--- Data for processing ---
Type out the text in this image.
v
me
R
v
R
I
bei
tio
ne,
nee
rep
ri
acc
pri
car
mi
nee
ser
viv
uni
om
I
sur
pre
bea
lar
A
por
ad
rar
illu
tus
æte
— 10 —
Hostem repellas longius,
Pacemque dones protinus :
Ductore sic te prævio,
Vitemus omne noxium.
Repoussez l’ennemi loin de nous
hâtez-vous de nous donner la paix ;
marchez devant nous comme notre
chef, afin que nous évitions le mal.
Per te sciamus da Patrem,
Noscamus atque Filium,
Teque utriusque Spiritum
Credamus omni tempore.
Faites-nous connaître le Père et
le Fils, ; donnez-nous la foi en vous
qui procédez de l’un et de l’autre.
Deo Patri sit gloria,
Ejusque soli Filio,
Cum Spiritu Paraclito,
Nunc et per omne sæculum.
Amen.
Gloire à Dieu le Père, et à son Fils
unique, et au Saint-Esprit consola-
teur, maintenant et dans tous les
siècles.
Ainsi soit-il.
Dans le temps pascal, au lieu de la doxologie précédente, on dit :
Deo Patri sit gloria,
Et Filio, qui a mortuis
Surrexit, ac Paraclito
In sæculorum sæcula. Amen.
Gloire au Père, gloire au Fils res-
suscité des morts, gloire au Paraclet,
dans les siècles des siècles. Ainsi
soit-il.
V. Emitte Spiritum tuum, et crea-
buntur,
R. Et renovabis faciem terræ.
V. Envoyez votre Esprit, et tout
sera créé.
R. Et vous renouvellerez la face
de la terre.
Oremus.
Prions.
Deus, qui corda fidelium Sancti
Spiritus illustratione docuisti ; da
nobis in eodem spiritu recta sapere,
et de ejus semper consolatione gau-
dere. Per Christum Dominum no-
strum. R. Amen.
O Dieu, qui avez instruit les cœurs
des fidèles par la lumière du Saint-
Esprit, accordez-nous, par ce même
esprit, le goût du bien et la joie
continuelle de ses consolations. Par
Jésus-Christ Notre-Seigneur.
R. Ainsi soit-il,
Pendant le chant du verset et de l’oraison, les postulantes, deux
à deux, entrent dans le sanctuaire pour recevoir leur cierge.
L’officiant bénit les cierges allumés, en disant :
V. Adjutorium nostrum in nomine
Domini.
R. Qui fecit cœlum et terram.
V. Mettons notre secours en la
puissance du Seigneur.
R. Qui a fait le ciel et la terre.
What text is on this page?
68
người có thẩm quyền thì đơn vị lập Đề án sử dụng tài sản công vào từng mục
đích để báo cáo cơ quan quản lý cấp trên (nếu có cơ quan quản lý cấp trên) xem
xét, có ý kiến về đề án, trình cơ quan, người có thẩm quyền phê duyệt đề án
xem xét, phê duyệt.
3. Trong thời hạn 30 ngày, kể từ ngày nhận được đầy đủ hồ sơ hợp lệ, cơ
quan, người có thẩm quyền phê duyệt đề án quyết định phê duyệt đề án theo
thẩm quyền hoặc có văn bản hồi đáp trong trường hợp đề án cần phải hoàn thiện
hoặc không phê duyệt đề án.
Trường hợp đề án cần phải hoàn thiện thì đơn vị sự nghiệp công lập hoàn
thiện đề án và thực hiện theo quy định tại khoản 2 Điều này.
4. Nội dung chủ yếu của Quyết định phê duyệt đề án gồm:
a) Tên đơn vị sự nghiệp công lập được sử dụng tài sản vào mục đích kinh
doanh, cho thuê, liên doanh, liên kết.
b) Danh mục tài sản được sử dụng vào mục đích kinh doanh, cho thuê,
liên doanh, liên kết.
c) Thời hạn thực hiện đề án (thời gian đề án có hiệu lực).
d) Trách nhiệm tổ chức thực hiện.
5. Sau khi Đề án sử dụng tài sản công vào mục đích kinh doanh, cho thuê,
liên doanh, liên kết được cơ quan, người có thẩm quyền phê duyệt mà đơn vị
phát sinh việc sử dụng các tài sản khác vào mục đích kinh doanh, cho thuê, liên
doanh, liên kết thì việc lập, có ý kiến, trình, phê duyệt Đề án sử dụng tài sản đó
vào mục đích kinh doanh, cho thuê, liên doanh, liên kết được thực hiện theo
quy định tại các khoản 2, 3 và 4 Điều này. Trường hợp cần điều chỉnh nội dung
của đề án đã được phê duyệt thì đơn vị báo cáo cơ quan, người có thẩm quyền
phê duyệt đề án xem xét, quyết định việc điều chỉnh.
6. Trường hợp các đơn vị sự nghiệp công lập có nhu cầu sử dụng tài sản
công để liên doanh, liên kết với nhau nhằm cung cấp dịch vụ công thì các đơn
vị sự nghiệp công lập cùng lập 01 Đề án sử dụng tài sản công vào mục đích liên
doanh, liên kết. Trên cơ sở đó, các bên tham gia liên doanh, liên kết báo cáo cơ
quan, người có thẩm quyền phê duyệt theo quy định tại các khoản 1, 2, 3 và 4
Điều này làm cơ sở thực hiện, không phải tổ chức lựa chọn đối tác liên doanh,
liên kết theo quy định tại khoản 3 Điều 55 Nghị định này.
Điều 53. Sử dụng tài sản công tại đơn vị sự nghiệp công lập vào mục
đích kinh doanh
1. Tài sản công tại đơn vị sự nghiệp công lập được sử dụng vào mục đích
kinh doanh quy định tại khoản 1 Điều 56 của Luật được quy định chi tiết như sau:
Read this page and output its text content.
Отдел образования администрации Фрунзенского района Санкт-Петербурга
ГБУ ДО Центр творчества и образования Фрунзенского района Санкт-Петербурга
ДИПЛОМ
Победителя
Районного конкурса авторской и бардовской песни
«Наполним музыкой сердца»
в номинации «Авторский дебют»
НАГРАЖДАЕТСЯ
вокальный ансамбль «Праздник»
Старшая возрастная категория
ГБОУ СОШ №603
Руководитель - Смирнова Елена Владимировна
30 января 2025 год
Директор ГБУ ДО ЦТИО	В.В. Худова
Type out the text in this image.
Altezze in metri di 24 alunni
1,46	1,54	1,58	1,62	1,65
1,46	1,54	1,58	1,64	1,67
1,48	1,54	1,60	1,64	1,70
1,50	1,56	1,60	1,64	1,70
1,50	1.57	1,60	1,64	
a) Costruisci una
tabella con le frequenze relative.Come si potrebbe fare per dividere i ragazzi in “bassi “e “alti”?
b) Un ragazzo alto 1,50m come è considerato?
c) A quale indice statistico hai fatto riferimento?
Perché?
---
*Exercise goal:* Transcribe the records above exactly as they appear.

*The reply:*
Type out the text in this image.
v
me
R
v
R
I
bei
tio
ne,
nee
rep
ri
acc
pri
car
mi
nee
ser
viv
uni
om
I
sur
pre
bea
lar
A
por
ad
rar
illu
tus
æte
— 10 —
Hostem repellas longius,
Pacemque dones protinus :
Ductore sic te prævio,
Vitemus omne noxium.
Repoussez l’ennemi loin de nous
hâtez-vous de nous donner la paix ;
marchez devant nous comme notre
chef, afin que nous évitions le mal.
Per te sciamus da Patrem,
Noscamus atque Filium,
Teque utriusque Spiritum
Credamus omni tempore.
Faites-nous connaître le Père et
le Fils, ; donnez-nous la foi en vous
qui procédez de l’un et de l’autre.
Deo Patri sit gloria,
Ejusque soli Filio,
Cum Spiritu Paraclito,
Nunc et per omne sæculum.
Amen.
Gloire à Dieu le Père, et à son Fils
unique, et au Saint-Esprit consola-
teur, maintenant et dans tous les
siècles.
Ainsi soit-il.
Dans le temps pascal, au lieu de la doxologie précédente, on dit :
Deo Patri sit gloria,
Et Filio, qui a mortuis
Surrexit, ac Paraclito
In sæculorum sæcula. Amen.
Gloire au Père, gloire au Fils res-
suscité des morts, gloire au Paraclet,
dans les siècles des siècles. Ainsi
soit-il.
V. Emitte Spiritum tuum, et crea-
buntur,
R. Et renovabis faciem terræ.
V. Envoyez votre Esprit, et tout
sera créé.
R. Et vous renouvellerez la face
de la terre.
Oremus.
Prions.
Deus, qui corda fidelium Sancti
Spiritus illustratione docuisti ; da
nobis in eodem spiritu recta sapere,
et de ejus semper consolatione gau-
dere. Per Christum Dominum no-
strum. R. Amen.
O Dieu, qui avez instruit les cœurs
des fidèles par la lumière du Saint-
Esprit, accordez-nous, par ce même
esprit, le goût du bien et la joie
continuelle de ses consolations. Par
Jésus-Christ Notre-Seigneur.
R. Ainsi soit-il,
Pendant le chant du verset et de l’oraison, les postulantes, deux
à deux, entrent dans le sanctuaire pour recevoir leur cierge.
L’officiant bénit les cierges allumés, en disant :
V. Adjutorium nostrum in nomine
Domini.
R. Qui fecit cœlum et terram.
V. Mettons notre secours en la
puissance du Seigneur.
R. Qui a fait le ciel et la terre.
What text is on this page?
68
người có thẩm quyền thì đơn vị lập Đề án sử dụng tài sản công vào từng mục
đích để báo cáo cơ quan quản lý cấp trên (nếu có cơ quan quản lý cấp trên) xem
xét, có ý kiến về đề án, trình cơ quan, người có thẩm quyền phê duyệt đề án
xem xét, phê duyệt.
3. Trong thời hạn 30 ngày, kể từ ngày nhận được đầy đủ hồ sơ hợp lệ, cơ
quan, người có thẩm quyền phê duyệt đề án quyết định phê duyệt đề án theo
thẩm quyền hoặc có văn bản hồi đáp trong trường hợp đề án cần phải hoàn thiện
hoặc không phê duyệt đề án.
Trường hợp đề án cần phải hoàn thiện thì đơn vị sự nghiệp công lập hoàn
thiện đề án và thực hiện theo quy định tại khoản 2 Điều này.
4. Nội dung chủ yếu của Quyết định phê duyệt đề án gồm:
a) Tên đơn vị sự nghiệp công lập được sử dụng tài sản vào mục đích kinh
doanh, cho thuê, liên doanh, liên kết.
b) Danh mục tài sản được sử dụng vào mục đích kinh doanh, cho thuê,
liên doanh, liên kết.
c) Thời hạn thực hiện đề án (thời gian đề án có hiệu lực).
d) Trách nhiệm tổ chức thực hiện.
5. Sau khi Đề án sử dụng tài sản công vào mục đích kinh doanh, cho thuê,
liên doanh, liên kết được cơ quan, người có thẩm quyền phê duyệt mà đơn vị
phát sinh việc sử dụng các tài sản khác vào mục đích kinh doanh, cho thuê, liên
doanh, liên kết thì việc lập, có ý kiến, trình, phê duyệt Đề án sử dụng tài sản đó
vào mục đích kinh doanh, cho thuê, liên doanh, liên kết được thực hiện theo
quy định tại các khoản 2, 3 và 4 Điều này. Trường hợp cần điều chỉnh nội dung
của đề án đã được phê duyệt thì đơn vị báo cáo cơ quan, người có thẩm quyền
phê duyệt đề án xem xét, quyết định việc điều chỉnh.
6. Trường hợp các đơn vị sự nghiệp công lập có nhu cầu sử dụng tài sản
công để liên doanh, liên kết với nhau nhằm cung cấp dịch vụ công thì các đơn
vị sự nghiệp công lập cùng lập 01 Đề án sử dụng tài sản công vào mục đích liên
doanh, liên kết. Trên cơ sở đó, các bên tham gia liên doanh, liên kết báo cáo cơ
quan, người có thẩm quyền phê duyệt theo quy định tại các khoản 1, 2, 3 và 4
Điều này làm cơ sở thực hiện, không phải tổ chức lựa chọn đối tác liên doanh,
liên kết theo quy định tại khoản 3 Điều 55 Nghị định này.
Điều 53. Sử dụng tài sản công tại đơn vị sự nghiệp công lập vào mục
đích kinh doanh
1. Tài sản công tại đơn vị sự nghiệp công lập được sử dụng vào mục đích
kinh doanh quy định tại khoản 1 Điều 56 của Luật được quy định chi tiết như sau:
Read this page and output its text content.
Отдел образования администрации Фрунзенского района Санкт-Петербурга
ГБУ ДО Центр творчества и образования Фрунзенского района Санкт-Петербурга
ДИПЛОМ
Победителя
Районного конкурса авторской и бардовской песни
«Наполним музыкой сердца»
в номинации «Авторский дебют»
НАГРАЖДАЕТСЯ
вокальный ансамбль «Праздник»
Старшая возрастная категория
ГБОУ СОШ №603
Руководитель - Смирнова Елена Владимировна
30 января 2025 год
Директор ГБУ ДО ЦТИО	В.В. Худова
Type out the text in this image.
Altezze in metri di 24 alunni
1,46	1,54	1,58	1,62	1,65
1,46	1,54	1,58	1,64	1,67
1,48	1,54	1,60	1,64	1,70
1,50	1,56	1,60	1,64	1,70
1,50	1.57	1,60	1,64	
a) Costruisci una
tabella con le frequenze relative.Come si potrebbe fare per dividere i ragazzi in “bassi “e “alti”?
b) Un ragazzo alto 1,50m come è considerato?
c) A quale indice statistico hai fatto riferimento?
Perché?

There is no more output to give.